# start of Records for processing

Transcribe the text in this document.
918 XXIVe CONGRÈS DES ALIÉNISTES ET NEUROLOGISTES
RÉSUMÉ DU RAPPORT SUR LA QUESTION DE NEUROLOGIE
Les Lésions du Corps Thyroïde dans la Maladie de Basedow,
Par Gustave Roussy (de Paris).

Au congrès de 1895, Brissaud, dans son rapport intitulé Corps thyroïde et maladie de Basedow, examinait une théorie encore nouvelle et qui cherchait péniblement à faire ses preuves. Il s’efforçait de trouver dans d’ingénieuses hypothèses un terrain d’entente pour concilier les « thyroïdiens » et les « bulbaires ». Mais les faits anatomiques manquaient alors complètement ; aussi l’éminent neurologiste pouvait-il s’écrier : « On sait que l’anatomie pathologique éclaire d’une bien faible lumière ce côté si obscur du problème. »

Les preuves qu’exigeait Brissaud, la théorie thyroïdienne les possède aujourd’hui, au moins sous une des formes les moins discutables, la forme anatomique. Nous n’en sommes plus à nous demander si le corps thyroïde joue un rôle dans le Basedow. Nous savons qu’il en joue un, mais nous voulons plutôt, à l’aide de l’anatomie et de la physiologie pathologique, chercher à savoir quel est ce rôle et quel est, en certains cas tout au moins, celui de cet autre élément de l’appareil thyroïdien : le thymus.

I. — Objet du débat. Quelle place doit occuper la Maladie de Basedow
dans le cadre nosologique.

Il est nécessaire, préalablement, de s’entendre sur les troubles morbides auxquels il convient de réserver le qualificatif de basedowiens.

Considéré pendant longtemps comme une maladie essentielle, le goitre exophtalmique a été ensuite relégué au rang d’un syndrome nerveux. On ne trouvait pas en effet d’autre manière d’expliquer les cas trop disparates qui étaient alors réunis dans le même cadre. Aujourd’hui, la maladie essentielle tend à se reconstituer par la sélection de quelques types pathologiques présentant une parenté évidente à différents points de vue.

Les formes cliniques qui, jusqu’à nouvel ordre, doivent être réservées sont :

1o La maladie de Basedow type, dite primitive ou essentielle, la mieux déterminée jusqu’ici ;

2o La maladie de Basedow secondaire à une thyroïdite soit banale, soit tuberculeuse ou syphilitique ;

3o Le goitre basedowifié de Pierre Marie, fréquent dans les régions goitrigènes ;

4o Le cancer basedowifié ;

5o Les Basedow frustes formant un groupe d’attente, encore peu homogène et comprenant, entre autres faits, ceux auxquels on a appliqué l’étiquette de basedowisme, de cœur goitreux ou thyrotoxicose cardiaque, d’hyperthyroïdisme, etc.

# end of Records for processing

Exercise description -> All of the entries need to be reproduced exactly; please write them out.

Task answer ->
Transcribe the text in this document.
918 XXIVe CONGRÈS DES ALIÉNISTES ET NEUROLOGISTES
RÉSUMÉ DU RAPPORT SUR LA QUESTION DE NEUROLOGIE
Les Lésions du Corps Thyroïde dans la Maladie de Basedow,
Par Gustave Roussy (de Paris).

Au congrès de 1895, Brissaud, dans son rapport intitulé Corps thyroïde et maladie de Basedow, examinait une théorie encore nouvelle et qui cherchait péniblement à faire ses preuves. Il s’efforçait de trouver dans d’ingénieuses hypothèses un terrain d’entente pour concilier les « thyroïdiens » et les « bulbaires ». Mais les faits anatomiques manquaient alors complètement ; aussi l’éminent neurologiste pouvait-il s’écrier : « On sait que l’anatomie pathologique éclaire d’une bien faible lumière ce côté si obscur du problème. »

Les preuves qu’exigeait Brissaud, la théorie thyroïdienne les possède aujourd’hui, au moins sous une des formes les moins discutables, la forme anatomique. Nous n’en sommes plus à nous demander si le corps thyroïde joue un rôle dans le Basedow. Nous savons qu’il en joue un, mais nous voulons plutôt, à l’aide de l’anatomie et de la physiologie pathologique, chercher à savoir quel est ce rôle et quel est, en certains cas tout au moins, celui de cet autre élément de l’appareil thyroïdien : le thymus.

I. — Objet du débat. Quelle place doit occuper la Maladie de Basedow
dans le cadre nosologique.

Il est nécessaire, préalablement, de s’entendre sur les troubles morbides auxquels il convient de réserver le qualificatif de basedowiens.

Considéré pendant longtemps comme une maladie essentielle, le goitre exophtalmique a été ensuite relégué au rang d’un syndrome nerveux. On ne trouvait pas en effet d’autre manière d’expliquer les cas trop disparates qui étaient alors réunis dans le même cadre. Aujourd’hui, la maladie essentielle tend à se reconstituer par la sélection de quelques types pathologiques présentant une parenté évidente à différents points de vue.

Les formes cliniques qui, jusqu’à nouvel ordre, doivent être réservées sont :

1o La maladie de Basedow type, dite primitive ou essentielle, la mieux déterminée jusqu’ici ;

2o La maladie de Basedow secondaire à une thyroïdite soit banale, soit tuberculeuse ou syphilitique ;

3o Le goitre basedowifié de Pierre Marie, fréquent dans les régions goitrigènes ;

4o Le cancer basedowifié ;

5o Les Basedow frustes formant un groupe d’attente, encore peu homogène et comprenant, entre autres faits, ceux auxquels on a appliqué l’étiquette de basedowisme, de cœur goitreux ou thyrotoxicose cardiaque, d’hyperthyroïdisme, etc.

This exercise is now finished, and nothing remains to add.